Exercise description. Below is a listing to write out in full, exactly as given, without its pictures.

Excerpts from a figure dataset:
-- BEGIN --
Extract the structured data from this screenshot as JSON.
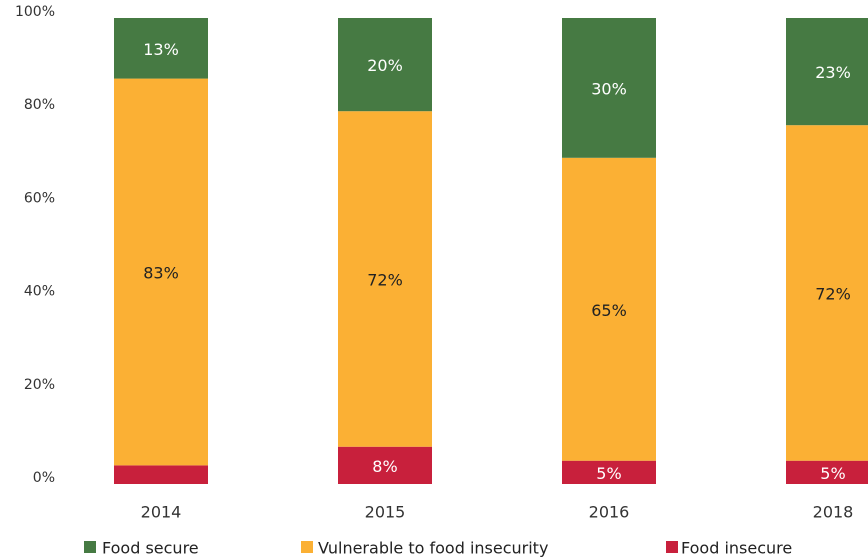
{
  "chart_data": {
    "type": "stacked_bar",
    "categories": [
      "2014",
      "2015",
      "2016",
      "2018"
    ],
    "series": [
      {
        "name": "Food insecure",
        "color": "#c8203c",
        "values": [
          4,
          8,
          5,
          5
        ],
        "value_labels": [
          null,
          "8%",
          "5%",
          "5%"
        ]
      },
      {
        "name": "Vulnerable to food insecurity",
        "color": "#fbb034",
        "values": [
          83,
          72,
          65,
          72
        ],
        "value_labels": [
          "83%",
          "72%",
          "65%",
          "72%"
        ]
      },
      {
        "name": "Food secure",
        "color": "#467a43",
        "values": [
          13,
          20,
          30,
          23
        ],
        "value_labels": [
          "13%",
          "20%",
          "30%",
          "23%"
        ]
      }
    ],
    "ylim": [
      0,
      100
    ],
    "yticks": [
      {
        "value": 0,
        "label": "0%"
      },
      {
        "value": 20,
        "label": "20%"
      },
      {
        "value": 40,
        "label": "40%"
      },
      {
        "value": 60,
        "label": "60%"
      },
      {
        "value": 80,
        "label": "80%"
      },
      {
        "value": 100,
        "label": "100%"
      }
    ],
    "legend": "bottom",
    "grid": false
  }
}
-- END --
Result for this exercise.
Extract the structured data from this screenshot as JSON.
{
  "chart_data": {
    "type": "stacked_bar",
    "categories": [
      "2014",
      "2015",
      "2016",
      "2018"
    ],
    "series": [
      {
        "name": "Food insecure",
        "color": "#c8203c",
        "values": [
          4,
          8,
          5,
          5
        ],
        "value_labels": [
          null,
          "8%",
          "5%",
          "5%"
        ]
      },
      {
        "name": "Vulnerable to food insecurity",
        "color": "#fbb034",
        "values": [
          83,
          72,
          65,
          72
        ],
        "value_labels": [
          "83%",
          "72%",
          "65%",
          "72%"
        ]
      },
      {
        "name": "Food secure",
        "color": "#467a43",
        "values": [
          13,
          20,
          30,
          23
        ],
        "value_labels": [
          "13%",
          "20%",
          "30%",
          "23%"
        ]
      }
    ],
    "ylim": [
      0,
      100
    ],
    "yticks": [
      {
        "value": 0,
        "label": "0%"
      },
      {
        "value": 20,
        "label": "20%"
      },
      {
        "value": 40,
        "label": "40%"
      },
      {
        "value": 60,
        "label": "60%"
      },
      {
        "value": 80,
        "label": "80%"
      },
      {
        "value": 100,
        "label": "100%"
      }
    ],
    "legend": "bottom",
    "grid": false
  }
}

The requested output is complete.